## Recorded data
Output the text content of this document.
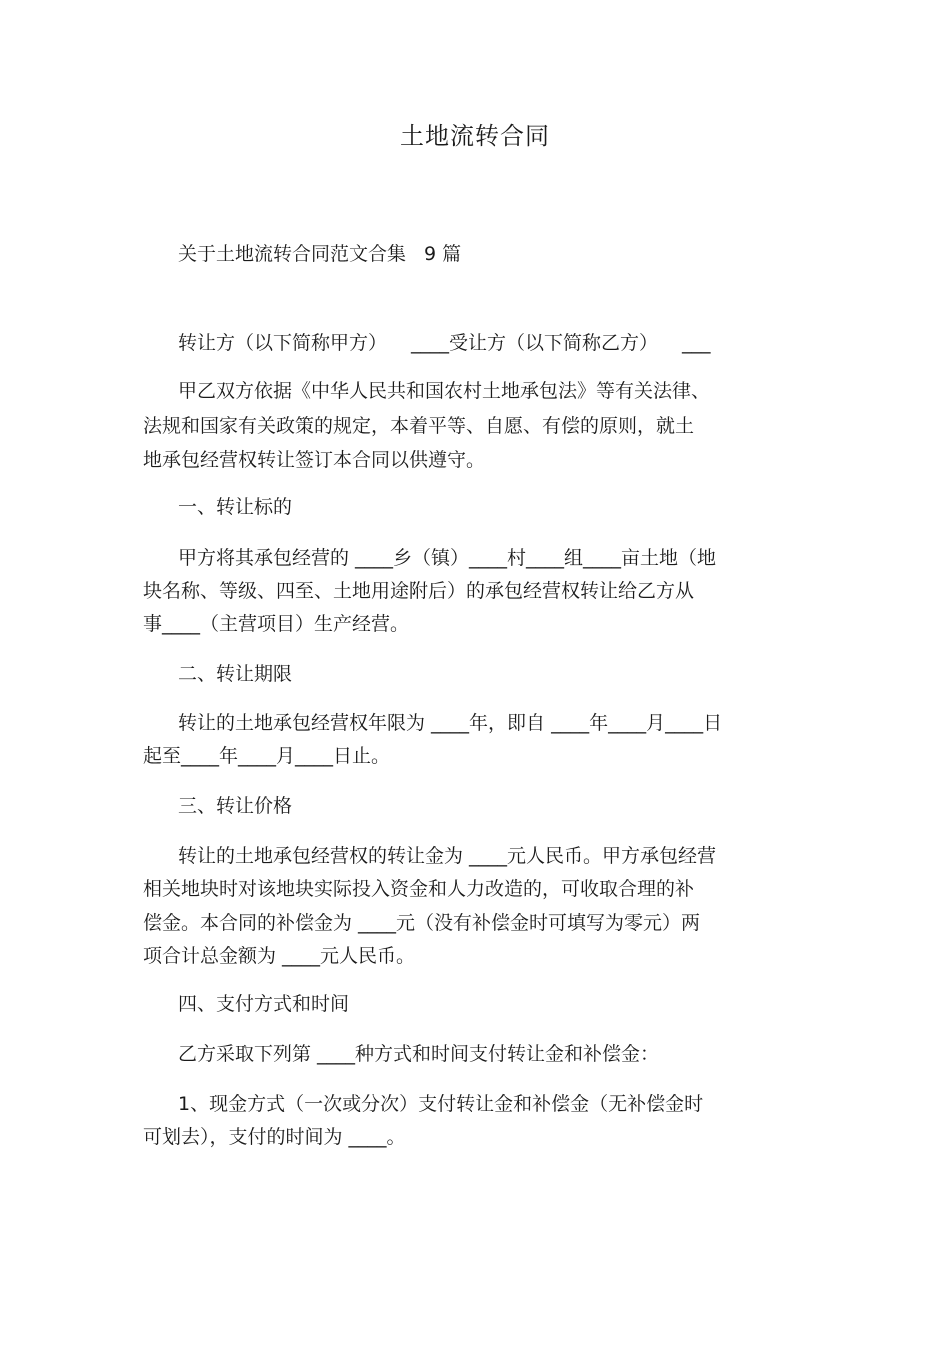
土地流转合同
关于土地流转合同范文合集 9 篇
转让方（以下简称甲方） ____受让方（以下简称乙方） ___
甲乙双方依据《中华人民共和国农村土地承包法》等有关法律、
法规和国家有关政策的规定，本着平等、自愿、有偿的原则，就土
地承包经营权转让签订本合同以供遵守。
一、转让标的
甲方将其承包经营的 ____乡（镇）____村____组____亩土地（地
块名称、等级、四至、土地用途附后）的承包经营权转让给乙方从
事____（主营项目）生产经营。
二、转让期限
转让的土地承包经营权年限为 ____年，即自 ____年____月____日
起至____年____月____日止。
三、转让价格
转让的土地承包经营权的转让金为 ____元人民币。甲方承包经营
相关地块时对该地块实际投入资金和人力改造的，可收取合理的补
偿金。本合同的补偿金为 ____元（没有补偿金时可填写为零元）两
项合计总金额为 ____元人民币。
四、支付方式和时间
乙方采取下列第 ____种方式和时间支付转让金和补偿金：
1、现金方式（一次或分次）支付转让金和补偿金（无补偿金时
可划去），支付的时间为 ____。
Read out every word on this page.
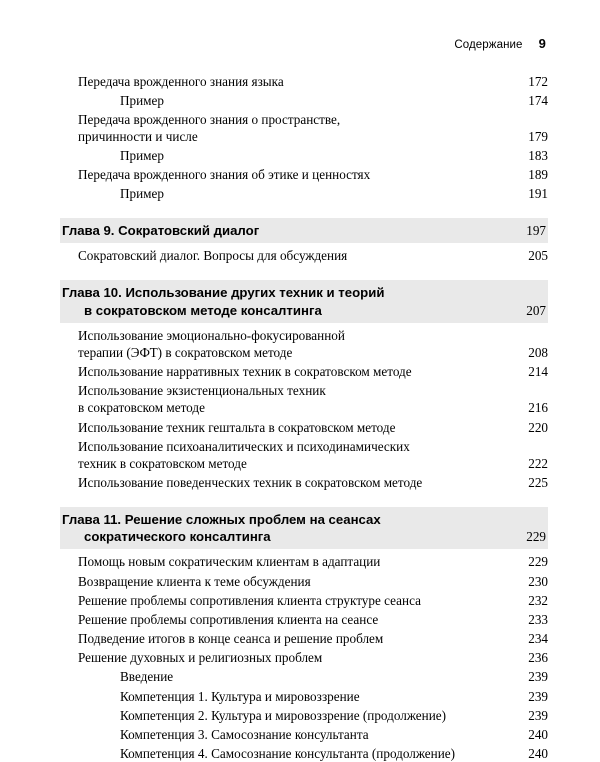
Содержание 9
Передача врожденного знания языка	172
Пример	174
Передача врожденного знания о пространстве,
причинности и числе	179
Пример	183
Передача врожденного знания об этике и ценностях	189
Пример	191
Глава 9. Сократовский диалог	197
Сократовский диалог. Вопросы для обсуждения	205
Глава 10. Использование других техник и теорий
в сократовском методе консалтинга	207
Использование эмоционально-фокусированной
терапии (ЭФТ) в сократовском методе	208
Использование нарративных техник в сократовском методе	214
Использование экзистенциональных техник
в сократовском методе	216
Использование техник гештальта в сократовском методе	220
Использование психоаналитических и психодинамических
техник в сократовском методе	222
Использование поведенческих техник в сократовском методе	225
Глава 11. Решение сложных проблем на сеансах
сократического консалтинга	229
Помощь новым сократическим клиентам в адаптации	229
Возвращение клиента к теме обсуждения	230
Решение проблемы сопротивления клиента структуре сеанса	232
Решение проблемы сопротивления клиента на сеансе	233
Подведение итогов в конце сеанса и решение проблем	234
Решение духовных и религиозных проблем	236
Введение	239
Компетенция 1. Культура и мировоззрение	239
Компетенция 2. Культура и мировоззрение (продолжение)	239
Компетенция 3. Самосознание консультанта	240
Компетенция 4. Самосознание консультанта (продолжение)	240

## Your objective
Check each line of the data above for the string "Передача", then report how many lines have it, with no other words.

## Answer to the problem
3